**What is required:** Every line that holds "type" should be shown.

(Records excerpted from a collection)
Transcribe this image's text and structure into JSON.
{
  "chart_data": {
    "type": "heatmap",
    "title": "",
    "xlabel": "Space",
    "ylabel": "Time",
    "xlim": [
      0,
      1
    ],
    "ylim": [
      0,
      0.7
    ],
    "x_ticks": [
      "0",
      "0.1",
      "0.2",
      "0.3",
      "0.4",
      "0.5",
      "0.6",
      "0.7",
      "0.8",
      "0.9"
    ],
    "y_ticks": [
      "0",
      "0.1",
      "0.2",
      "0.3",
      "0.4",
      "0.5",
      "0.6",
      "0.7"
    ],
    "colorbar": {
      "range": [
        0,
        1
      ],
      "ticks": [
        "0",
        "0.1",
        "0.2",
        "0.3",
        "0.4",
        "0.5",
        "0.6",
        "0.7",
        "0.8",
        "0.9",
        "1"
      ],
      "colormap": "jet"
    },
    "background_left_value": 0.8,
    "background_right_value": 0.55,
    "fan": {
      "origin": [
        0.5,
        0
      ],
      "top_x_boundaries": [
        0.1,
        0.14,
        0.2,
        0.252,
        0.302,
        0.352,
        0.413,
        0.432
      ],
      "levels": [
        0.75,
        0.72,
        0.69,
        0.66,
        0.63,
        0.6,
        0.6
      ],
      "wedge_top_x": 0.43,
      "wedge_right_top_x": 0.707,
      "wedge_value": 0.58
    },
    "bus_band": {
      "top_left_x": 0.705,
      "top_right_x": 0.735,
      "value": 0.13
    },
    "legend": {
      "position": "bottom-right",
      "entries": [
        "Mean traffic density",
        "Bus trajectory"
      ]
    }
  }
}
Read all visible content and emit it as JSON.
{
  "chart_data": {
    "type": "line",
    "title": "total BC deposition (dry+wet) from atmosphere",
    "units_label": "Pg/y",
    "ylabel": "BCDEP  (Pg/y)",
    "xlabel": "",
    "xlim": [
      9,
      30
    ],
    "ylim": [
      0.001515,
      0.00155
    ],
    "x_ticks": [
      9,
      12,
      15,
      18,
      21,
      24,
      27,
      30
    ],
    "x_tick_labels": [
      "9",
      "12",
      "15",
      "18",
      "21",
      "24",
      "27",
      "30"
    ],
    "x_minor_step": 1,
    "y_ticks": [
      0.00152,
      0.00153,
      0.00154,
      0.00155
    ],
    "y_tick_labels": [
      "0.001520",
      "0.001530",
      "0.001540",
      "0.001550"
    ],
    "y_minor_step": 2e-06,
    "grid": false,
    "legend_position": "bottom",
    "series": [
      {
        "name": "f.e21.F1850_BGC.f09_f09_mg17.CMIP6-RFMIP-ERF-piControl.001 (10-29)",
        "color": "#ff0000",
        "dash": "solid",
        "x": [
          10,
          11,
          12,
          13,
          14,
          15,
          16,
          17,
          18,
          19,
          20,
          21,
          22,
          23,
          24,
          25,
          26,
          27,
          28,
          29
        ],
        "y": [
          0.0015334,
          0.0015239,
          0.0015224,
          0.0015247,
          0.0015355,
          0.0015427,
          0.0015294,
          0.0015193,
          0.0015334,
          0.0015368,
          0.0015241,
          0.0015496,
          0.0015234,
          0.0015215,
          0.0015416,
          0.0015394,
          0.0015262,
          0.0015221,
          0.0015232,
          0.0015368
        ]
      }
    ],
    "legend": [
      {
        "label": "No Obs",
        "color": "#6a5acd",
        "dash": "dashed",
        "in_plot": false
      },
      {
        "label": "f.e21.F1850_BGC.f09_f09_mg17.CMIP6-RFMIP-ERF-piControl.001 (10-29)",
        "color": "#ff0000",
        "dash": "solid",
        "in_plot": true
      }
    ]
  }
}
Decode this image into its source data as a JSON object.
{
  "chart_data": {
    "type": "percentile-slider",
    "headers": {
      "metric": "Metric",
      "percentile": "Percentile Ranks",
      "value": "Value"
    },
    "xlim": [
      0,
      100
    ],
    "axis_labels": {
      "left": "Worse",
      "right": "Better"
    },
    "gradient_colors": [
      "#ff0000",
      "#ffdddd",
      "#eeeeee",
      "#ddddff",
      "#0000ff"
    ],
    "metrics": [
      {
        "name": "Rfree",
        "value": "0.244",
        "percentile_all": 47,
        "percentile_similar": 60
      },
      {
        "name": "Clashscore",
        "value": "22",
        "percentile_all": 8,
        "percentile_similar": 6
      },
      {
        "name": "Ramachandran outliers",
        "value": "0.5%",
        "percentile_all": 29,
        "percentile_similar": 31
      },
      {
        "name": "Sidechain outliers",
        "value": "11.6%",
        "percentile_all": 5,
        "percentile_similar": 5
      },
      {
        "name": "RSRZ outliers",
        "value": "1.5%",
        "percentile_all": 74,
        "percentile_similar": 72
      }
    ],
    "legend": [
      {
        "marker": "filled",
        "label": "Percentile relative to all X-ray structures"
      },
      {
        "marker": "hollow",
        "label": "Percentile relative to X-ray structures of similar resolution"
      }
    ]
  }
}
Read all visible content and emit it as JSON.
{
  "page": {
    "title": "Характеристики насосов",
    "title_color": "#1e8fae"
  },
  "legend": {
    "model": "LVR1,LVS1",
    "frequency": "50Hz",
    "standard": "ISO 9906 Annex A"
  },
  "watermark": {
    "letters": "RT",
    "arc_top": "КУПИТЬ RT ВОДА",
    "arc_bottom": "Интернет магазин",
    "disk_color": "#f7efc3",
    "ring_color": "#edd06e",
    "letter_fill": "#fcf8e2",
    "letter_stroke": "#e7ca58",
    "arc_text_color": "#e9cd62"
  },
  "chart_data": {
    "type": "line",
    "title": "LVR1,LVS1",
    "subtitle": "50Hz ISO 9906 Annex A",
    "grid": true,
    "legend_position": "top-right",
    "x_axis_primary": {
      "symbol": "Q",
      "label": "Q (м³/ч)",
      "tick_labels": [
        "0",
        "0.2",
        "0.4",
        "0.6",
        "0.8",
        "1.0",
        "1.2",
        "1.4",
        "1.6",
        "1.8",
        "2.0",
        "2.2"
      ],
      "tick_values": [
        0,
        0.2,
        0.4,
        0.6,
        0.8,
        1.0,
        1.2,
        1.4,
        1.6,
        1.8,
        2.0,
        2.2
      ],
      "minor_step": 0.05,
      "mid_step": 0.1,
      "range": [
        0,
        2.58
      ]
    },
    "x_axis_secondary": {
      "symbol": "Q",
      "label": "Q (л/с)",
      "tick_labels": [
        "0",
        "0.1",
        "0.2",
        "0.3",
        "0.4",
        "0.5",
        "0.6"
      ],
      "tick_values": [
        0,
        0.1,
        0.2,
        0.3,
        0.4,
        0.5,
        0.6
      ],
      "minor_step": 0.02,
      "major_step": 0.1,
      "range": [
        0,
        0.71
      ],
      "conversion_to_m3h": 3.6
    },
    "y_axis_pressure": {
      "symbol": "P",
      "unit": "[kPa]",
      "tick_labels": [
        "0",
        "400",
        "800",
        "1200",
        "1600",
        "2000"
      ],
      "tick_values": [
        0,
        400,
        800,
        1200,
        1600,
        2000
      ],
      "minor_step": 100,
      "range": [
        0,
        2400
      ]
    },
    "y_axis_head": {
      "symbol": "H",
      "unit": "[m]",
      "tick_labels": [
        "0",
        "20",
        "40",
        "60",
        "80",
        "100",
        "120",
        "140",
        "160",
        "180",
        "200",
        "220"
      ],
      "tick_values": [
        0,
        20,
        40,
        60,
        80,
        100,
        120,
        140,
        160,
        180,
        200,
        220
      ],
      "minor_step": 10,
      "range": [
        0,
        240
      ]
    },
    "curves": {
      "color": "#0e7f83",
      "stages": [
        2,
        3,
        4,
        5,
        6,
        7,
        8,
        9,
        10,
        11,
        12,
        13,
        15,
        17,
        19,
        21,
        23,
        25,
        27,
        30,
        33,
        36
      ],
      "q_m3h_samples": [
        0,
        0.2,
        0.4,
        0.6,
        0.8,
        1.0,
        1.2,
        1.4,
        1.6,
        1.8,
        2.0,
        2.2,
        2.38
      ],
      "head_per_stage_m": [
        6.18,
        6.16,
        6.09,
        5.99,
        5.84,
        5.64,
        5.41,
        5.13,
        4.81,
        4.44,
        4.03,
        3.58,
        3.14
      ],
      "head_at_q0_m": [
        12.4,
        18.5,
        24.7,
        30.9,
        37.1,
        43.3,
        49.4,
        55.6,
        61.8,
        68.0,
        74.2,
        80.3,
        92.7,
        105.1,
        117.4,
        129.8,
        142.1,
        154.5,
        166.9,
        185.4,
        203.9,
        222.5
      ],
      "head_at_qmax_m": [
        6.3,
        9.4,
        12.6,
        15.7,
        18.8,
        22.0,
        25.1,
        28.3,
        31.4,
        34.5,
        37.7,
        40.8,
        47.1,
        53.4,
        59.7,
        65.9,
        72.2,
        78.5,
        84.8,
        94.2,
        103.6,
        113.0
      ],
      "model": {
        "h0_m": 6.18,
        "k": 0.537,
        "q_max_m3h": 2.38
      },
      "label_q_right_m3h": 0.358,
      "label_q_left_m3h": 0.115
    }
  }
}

**Result below:**
    "type": "heatmap",
    "type": "line",
    "type": "percentile-slider",
    "type": "line",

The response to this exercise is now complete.